Exercise objective >>
Extract the whole listing as it stands. Do not include the pictures.

Provided data >>
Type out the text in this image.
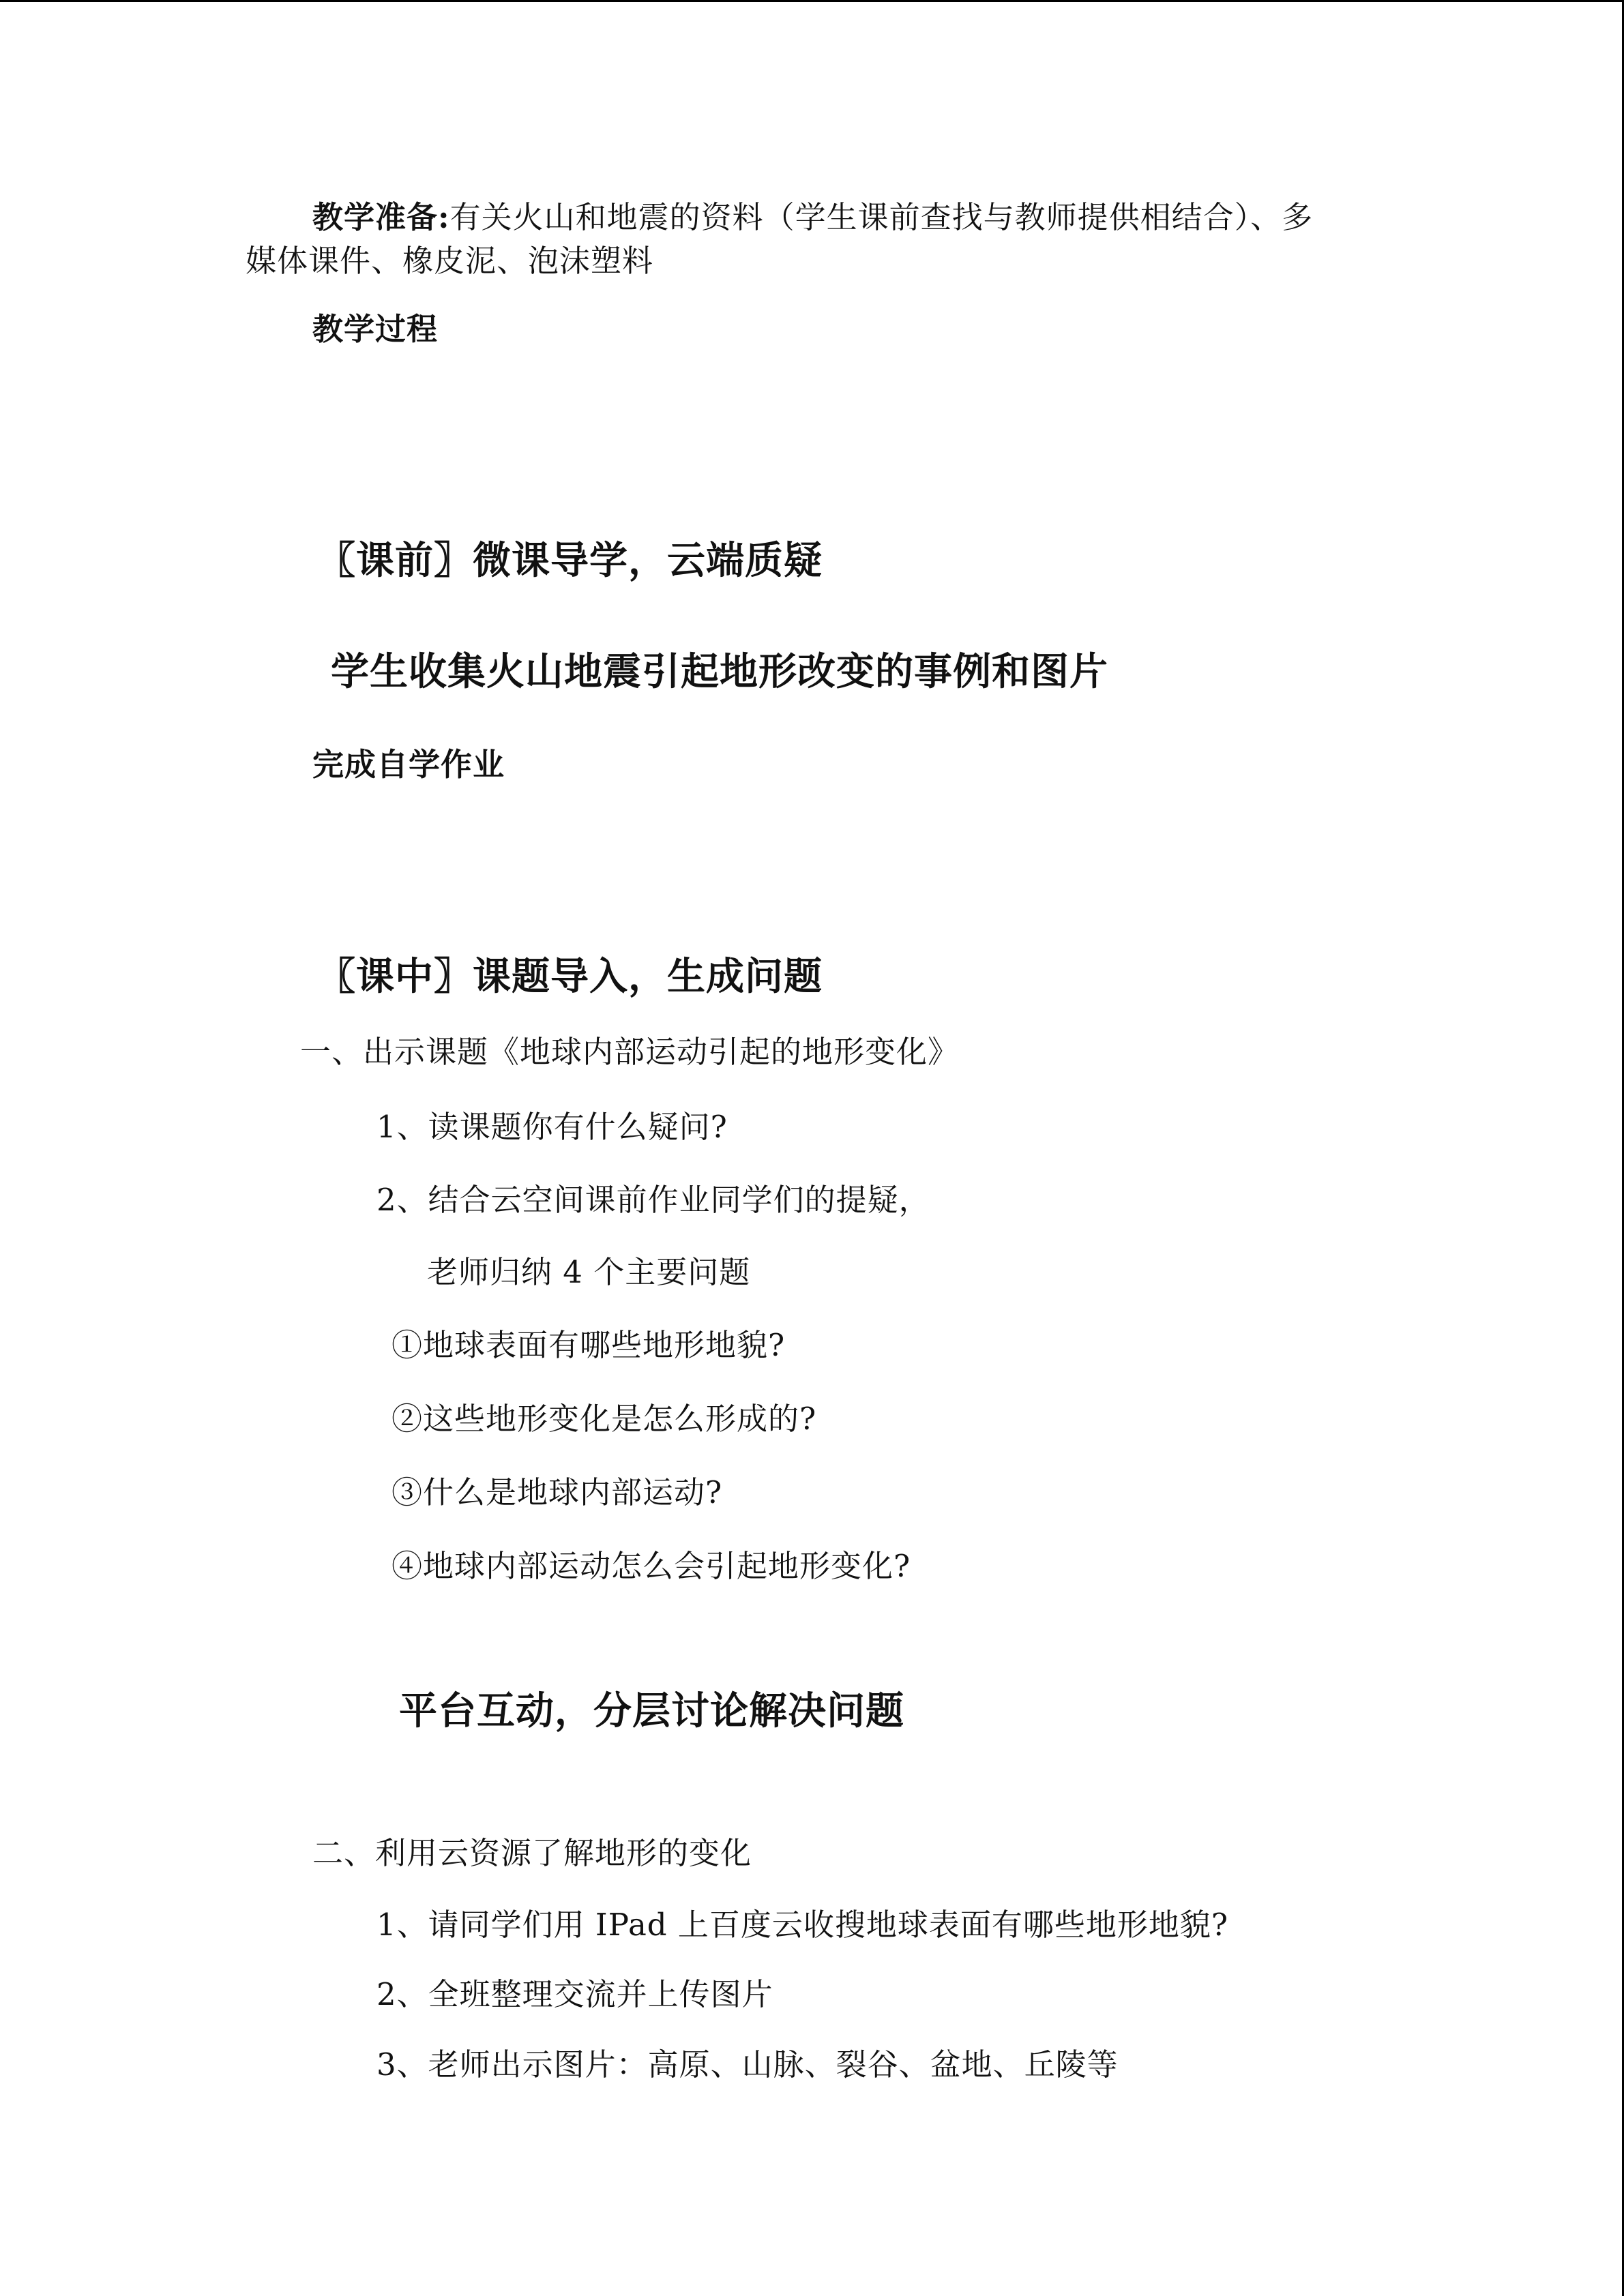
教学准备:有关火山和地震的资料（学生课前查找与教师提供相结合）、多
媒体课件、橡皮泥、泡沫塑料
教学过程
〖课前〗微课导学，云端质疑
学生收集火山地震引起地形改变的事例和图片
完成自学作业
〖课中〗课题导入，生成问题
一、出示课题《地球内部运动引起的地形变化》
1、读课题你有什么疑问?
2、结合云空间课前作业同学们的提疑，
老师归纳 4 个主要问题
①地球表面有哪些地形地貌?
②这些地形变化是怎么形成的?
③什么是地球内部运动?
④地球内部运动怎么会引起地形变化?
平台互动，分层讨论解决问题
二、利用云资源了解地形的变化
1、请同学们用 IPad 上百度云收搜地球表面有哪些地形地貌?
2、全班整理交流并上传图片
3、老师出示图片：高原、山脉、裂谷、盆地、丘陵等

Expected output >>
Type out the text in this image.
教学准备:有关火山和地震的资料（学生课前查找与教师提供相结合）、多
媒体课件、橡皮泥、泡沫塑料
教学过程
〖课前〗微课导学，云端质疑
学生收集火山地震引起地形改变的事例和图片
完成自学作业
〖课中〗课题导入，生成问题
一、出示课题《地球内部运动引起的地形变化》
1、读课题你有什么疑问?
2、结合云空间课前作业同学们的提疑，
老师归纳 4 个主要问题
①地球表面有哪些地形地貌?
②这些地形变化是怎么形成的?
③什么是地球内部运动?
④地球内部运动怎么会引起地形变化?
平台互动，分层讨论解决问题
二、利用云资源了解地形的变化
1、请同学们用 IPad 上百度云收搜地球表面有哪些地形地貌?
2、全班整理交流并上传图片
3、老师出示图片：高原、山脉、裂谷、盆地、丘陵等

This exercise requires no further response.